Required work » Search the data below for the word "than" and copy each line that holds it.

Stored entries
------------------------------
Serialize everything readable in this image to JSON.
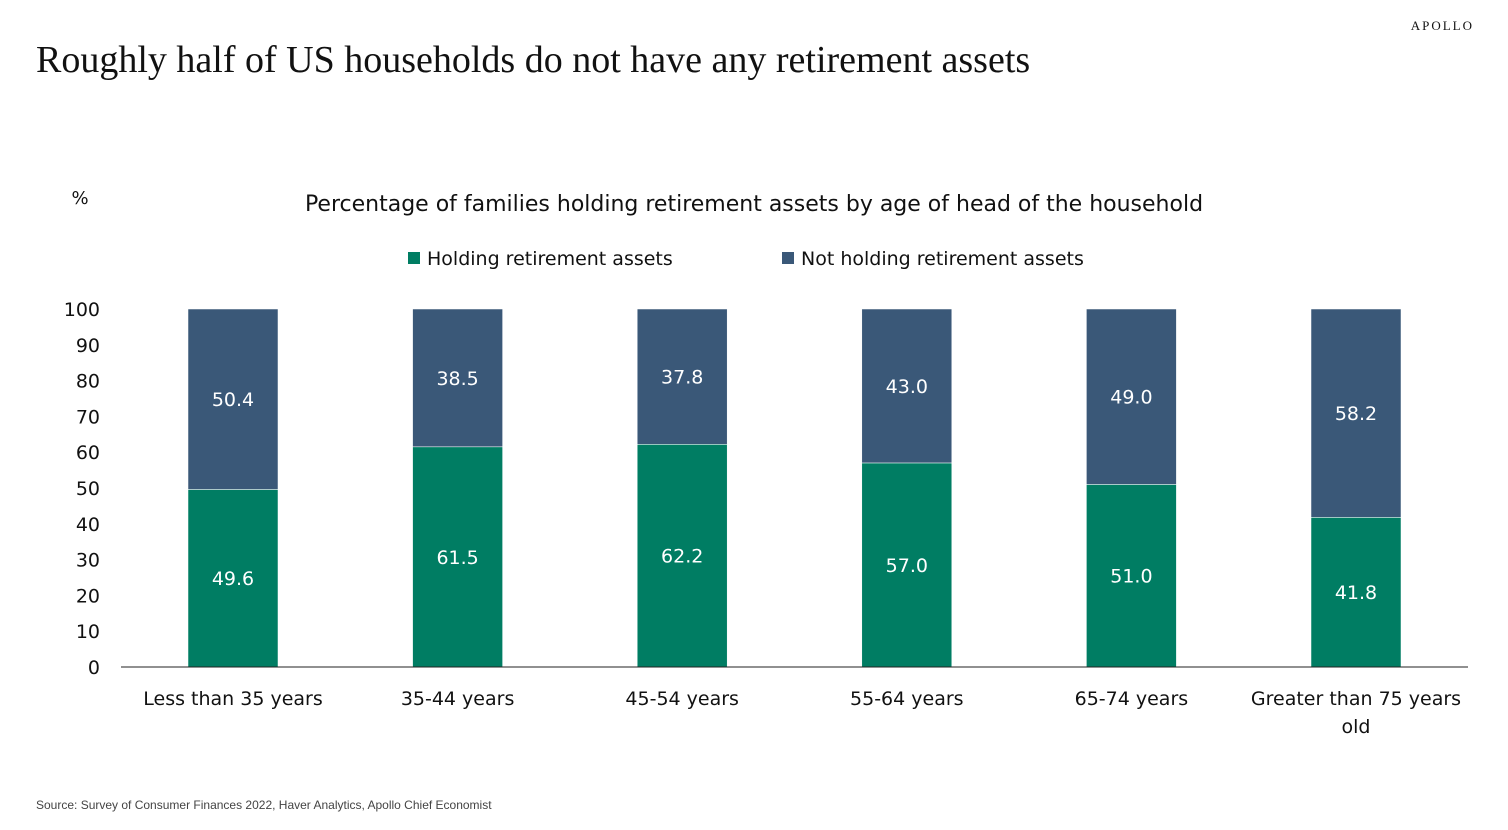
{
  "brand": "APOLLO",
  "page_title": "Roughly half of US households do not have any retirement assets",
  "source": "Source: Survey of Consumer Finances 2022, Haver Analytics, Apollo Chief Economist",
  "colors": {
    "holding": "#007D63",
    "not_holding": "#3A5878",
    "label_on_bar": "#ffffff",
    "text": "#111111"
  },
  "chart_data": {
    "type": "bar",
    "stacked": true,
    "title": "Percentage of families holding retirement assets by age of head of the household",
    "ylabel": "%",
    "xlabel": "",
    "ylim": [
      0,
      100
    ],
    "yticks": [
      0,
      10,
      20,
      30,
      40,
      50,
      60,
      70,
      80,
      90,
      100
    ],
    "grid": false,
    "legend_position": "top-center",
    "categories": [
      "Less than 35 years",
      "35-44 years",
      "45-54 years",
      "55-64 years",
      "65-74 years",
      "Greater than 75 years old"
    ],
    "series": [
      {
        "name": "Holding retirement assets",
        "color": "#007D63",
        "values": [
          49.6,
          61.5,
          62.2,
          57.0,
          51.0,
          41.8
        ]
      },
      {
        "name": "Not holding retirement assets",
        "color": "#3A5878",
        "values": [
          50.4,
          38.5,
          37.8,
          43.0,
          49.0,
          58.2
        ]
      }
    ]
  }
}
------------------------------
Final result »
      "Less than 35 years",
      "Greater than 75 years old"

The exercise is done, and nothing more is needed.